### SHORT TASK
Can you find the lines of the listing that include "Dylos" and copy every one?

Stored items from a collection
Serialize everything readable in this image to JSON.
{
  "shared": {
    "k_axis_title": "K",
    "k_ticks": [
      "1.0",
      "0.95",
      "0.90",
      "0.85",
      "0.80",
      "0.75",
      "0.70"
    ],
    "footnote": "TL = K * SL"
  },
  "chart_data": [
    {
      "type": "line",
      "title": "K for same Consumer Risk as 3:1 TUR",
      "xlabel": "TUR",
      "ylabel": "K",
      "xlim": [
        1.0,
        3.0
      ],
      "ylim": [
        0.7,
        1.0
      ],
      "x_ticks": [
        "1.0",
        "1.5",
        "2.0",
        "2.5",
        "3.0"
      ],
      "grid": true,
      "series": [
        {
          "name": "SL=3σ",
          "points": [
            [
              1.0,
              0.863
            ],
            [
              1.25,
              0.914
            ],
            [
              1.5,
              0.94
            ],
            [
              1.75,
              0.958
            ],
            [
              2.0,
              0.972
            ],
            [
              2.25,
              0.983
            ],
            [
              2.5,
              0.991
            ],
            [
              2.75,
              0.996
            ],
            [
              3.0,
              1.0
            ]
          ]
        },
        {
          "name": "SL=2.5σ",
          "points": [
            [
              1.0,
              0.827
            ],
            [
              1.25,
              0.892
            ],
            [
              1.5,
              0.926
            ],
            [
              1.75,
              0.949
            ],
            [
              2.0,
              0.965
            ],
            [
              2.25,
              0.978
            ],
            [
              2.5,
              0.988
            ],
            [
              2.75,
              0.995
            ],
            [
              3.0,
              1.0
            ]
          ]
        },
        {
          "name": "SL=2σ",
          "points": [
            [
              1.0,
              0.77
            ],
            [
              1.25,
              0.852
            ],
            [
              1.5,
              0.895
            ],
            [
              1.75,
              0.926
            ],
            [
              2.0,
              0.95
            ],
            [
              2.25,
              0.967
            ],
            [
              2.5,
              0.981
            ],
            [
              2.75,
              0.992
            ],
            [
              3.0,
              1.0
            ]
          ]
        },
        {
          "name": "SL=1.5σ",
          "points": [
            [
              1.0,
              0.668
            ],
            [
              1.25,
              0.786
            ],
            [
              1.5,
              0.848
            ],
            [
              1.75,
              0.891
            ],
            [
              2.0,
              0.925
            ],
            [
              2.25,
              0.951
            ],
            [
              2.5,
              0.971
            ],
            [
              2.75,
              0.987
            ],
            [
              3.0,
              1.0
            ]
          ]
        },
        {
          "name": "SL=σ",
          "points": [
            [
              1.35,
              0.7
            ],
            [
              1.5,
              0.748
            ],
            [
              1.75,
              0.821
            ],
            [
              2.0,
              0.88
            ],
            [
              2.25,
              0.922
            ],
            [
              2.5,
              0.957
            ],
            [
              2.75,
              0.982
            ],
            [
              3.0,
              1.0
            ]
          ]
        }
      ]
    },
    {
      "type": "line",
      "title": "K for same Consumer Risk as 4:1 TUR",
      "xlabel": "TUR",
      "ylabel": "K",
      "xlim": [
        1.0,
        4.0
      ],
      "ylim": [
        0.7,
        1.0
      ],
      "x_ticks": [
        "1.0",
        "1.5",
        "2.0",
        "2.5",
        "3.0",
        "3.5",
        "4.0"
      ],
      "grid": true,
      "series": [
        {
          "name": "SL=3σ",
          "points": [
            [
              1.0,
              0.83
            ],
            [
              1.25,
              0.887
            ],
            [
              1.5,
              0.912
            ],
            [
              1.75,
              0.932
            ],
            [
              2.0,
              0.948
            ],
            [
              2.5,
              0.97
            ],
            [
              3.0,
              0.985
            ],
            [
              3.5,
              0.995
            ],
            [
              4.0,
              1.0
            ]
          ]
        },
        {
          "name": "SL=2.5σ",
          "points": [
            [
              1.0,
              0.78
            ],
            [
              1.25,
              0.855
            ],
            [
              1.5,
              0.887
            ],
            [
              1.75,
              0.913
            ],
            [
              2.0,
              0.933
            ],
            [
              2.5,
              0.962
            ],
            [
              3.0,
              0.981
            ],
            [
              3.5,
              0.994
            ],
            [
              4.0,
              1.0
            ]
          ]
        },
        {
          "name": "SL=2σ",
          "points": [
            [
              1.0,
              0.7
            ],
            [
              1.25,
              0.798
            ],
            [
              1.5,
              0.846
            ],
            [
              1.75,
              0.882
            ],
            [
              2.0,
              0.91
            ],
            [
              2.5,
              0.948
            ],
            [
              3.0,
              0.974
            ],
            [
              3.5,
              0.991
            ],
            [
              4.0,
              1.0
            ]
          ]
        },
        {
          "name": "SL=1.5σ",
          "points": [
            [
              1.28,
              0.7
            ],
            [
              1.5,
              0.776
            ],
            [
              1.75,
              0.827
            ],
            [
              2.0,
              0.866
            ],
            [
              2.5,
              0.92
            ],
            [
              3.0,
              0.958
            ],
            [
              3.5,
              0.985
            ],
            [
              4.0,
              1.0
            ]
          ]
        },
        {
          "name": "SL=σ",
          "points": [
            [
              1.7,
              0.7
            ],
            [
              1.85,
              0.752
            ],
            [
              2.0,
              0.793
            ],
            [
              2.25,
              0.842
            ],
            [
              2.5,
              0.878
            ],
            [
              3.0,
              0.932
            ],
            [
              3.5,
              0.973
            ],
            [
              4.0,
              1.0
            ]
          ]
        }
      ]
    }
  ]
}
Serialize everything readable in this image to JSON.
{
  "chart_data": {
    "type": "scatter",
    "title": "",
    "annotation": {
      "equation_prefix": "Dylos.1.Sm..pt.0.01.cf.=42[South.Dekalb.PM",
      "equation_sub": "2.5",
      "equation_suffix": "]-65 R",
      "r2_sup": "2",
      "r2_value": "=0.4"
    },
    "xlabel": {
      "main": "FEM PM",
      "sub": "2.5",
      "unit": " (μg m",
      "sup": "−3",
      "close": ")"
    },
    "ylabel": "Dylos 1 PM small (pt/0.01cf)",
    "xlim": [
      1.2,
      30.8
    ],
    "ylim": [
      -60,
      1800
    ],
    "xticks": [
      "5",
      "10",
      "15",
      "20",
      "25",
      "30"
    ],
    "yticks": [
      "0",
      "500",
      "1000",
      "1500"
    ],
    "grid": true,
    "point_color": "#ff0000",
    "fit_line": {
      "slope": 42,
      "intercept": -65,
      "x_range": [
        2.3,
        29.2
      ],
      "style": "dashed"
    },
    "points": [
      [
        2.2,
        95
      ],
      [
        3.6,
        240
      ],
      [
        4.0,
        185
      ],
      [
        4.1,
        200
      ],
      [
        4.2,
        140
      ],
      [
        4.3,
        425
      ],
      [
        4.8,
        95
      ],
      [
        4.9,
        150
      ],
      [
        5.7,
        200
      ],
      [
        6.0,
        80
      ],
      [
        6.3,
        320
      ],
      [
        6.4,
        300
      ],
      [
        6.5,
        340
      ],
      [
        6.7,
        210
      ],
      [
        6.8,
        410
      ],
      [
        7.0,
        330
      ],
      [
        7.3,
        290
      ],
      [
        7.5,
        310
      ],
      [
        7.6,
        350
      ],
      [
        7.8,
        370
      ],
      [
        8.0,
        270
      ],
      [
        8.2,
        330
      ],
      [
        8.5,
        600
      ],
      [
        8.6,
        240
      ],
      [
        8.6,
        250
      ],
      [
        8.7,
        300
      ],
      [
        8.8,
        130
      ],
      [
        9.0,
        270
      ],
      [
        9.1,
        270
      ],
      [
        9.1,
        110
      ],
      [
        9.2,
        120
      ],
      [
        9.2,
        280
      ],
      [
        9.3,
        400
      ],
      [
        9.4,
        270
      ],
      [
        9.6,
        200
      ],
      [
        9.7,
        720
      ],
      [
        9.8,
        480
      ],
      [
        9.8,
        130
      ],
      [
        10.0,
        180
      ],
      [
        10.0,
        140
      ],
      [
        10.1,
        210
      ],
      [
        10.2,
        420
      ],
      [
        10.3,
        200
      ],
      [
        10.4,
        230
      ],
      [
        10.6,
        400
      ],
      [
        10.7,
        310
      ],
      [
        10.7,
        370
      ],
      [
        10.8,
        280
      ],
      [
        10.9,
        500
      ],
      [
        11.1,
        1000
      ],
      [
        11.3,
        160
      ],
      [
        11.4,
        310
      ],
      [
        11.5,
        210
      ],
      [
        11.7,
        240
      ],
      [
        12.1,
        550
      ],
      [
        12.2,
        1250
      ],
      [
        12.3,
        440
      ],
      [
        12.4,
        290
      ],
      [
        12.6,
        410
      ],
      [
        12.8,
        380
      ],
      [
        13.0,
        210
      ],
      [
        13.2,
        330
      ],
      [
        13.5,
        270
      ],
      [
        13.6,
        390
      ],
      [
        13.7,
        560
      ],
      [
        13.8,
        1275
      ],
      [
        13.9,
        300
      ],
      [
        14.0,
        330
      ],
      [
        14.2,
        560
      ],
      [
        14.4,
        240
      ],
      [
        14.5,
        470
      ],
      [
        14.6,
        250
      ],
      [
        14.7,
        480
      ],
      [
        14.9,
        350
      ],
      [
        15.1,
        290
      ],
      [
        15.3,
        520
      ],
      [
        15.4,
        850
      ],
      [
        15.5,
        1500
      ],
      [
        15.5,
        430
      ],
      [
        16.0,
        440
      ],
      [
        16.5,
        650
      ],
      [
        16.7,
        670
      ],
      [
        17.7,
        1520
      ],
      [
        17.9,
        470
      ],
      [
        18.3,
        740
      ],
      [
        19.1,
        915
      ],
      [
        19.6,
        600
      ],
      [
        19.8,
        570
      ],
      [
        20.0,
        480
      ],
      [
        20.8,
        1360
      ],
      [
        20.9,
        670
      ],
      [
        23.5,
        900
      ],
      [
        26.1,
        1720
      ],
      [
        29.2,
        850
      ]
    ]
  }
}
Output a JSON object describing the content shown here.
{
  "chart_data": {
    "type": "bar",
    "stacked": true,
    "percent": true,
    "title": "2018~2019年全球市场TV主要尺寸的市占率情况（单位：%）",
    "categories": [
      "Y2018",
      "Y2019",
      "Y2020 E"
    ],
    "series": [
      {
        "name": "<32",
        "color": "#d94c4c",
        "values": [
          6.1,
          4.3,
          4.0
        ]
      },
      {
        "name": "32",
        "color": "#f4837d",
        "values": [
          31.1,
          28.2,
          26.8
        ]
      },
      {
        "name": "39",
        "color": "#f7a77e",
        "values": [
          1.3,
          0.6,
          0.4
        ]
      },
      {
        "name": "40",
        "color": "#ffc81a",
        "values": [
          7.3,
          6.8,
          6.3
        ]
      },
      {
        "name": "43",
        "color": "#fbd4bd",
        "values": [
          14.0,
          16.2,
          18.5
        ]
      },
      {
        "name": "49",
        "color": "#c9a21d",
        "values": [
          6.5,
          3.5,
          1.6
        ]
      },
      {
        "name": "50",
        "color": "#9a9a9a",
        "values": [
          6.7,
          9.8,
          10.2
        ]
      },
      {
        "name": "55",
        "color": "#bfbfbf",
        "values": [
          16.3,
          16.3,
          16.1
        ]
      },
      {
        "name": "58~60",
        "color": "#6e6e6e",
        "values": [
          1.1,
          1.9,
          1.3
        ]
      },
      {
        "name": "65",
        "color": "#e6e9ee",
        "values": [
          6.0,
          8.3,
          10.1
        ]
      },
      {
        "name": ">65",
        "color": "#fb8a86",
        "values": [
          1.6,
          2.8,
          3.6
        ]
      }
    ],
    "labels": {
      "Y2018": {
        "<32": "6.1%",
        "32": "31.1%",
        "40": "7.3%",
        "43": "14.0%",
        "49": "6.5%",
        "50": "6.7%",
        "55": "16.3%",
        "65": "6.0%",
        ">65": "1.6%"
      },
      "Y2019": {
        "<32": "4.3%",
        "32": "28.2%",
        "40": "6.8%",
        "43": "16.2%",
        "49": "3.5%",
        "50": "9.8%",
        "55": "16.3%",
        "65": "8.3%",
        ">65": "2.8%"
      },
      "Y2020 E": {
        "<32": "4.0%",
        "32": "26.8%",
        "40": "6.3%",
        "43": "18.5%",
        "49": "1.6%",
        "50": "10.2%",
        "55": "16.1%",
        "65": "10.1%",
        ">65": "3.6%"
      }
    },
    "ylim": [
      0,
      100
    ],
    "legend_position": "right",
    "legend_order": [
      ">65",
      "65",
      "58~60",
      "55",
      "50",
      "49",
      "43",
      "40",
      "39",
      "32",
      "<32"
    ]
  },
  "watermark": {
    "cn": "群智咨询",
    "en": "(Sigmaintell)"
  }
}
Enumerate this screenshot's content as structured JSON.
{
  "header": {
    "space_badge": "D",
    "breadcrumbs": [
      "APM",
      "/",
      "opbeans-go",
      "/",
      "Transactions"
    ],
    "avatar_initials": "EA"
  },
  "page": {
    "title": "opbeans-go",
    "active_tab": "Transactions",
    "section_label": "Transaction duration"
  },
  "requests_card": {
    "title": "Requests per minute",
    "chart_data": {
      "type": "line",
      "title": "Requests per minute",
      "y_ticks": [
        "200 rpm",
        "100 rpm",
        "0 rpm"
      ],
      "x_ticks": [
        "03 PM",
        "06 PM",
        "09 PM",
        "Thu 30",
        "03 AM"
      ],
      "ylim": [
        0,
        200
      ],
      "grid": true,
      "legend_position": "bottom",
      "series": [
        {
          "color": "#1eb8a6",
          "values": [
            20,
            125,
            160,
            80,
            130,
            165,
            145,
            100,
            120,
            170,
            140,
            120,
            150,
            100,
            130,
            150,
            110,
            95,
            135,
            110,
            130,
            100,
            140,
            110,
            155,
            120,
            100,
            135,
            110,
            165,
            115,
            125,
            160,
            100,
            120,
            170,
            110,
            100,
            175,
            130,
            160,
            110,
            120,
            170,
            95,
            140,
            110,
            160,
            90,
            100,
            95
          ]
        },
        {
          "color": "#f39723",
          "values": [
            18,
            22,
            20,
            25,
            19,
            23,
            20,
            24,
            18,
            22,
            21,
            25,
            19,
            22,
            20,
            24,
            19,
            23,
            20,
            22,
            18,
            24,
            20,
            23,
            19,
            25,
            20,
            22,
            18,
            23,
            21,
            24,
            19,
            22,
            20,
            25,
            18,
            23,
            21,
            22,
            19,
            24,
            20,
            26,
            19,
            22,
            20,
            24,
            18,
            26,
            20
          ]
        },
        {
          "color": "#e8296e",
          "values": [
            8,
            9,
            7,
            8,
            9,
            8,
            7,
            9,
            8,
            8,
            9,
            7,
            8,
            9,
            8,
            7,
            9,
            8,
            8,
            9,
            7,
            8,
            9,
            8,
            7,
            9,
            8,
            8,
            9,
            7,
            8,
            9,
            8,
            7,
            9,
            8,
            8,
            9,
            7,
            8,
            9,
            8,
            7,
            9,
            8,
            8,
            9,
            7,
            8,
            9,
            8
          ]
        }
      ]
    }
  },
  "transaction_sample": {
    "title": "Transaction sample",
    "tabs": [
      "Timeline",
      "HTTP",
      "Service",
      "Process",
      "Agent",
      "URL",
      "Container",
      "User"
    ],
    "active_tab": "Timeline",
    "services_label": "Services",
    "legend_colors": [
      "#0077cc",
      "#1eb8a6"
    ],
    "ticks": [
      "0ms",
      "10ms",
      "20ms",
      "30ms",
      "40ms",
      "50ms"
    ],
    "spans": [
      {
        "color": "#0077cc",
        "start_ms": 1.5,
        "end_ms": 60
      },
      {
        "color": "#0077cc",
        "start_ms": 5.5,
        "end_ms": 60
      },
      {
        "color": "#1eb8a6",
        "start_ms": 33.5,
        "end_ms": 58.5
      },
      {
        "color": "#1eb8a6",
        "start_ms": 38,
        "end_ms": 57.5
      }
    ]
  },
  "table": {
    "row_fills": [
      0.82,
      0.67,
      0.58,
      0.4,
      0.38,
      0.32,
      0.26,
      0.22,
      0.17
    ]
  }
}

### EXERCISE RESULT
      "equation_prefix": "Dylos.1.Sm..pt.0.01.cf.=42[South.Dekalb.PM",
    "ylabel": "Dylos 1 PM small (pt/0.01cf)",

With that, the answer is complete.